Instruction -
What is the count of lines that hold the word "Bayangan"? Give only the number.
[Begin Task input]
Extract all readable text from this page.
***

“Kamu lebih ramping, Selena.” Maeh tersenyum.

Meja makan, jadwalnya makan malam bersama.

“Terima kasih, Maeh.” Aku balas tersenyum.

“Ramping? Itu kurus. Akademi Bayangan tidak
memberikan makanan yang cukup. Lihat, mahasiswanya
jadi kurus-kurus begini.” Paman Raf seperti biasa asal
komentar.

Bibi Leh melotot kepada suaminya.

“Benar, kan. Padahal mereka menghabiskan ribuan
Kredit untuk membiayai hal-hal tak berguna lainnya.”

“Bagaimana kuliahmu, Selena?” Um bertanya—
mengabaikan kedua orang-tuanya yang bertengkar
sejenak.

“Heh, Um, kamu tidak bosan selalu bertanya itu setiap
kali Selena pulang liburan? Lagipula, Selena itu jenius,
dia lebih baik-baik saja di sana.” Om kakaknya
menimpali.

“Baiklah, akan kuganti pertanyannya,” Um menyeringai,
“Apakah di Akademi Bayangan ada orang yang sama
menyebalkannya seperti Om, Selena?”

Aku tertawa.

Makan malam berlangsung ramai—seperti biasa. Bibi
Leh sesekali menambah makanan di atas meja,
[End Task input]
Correct response -
2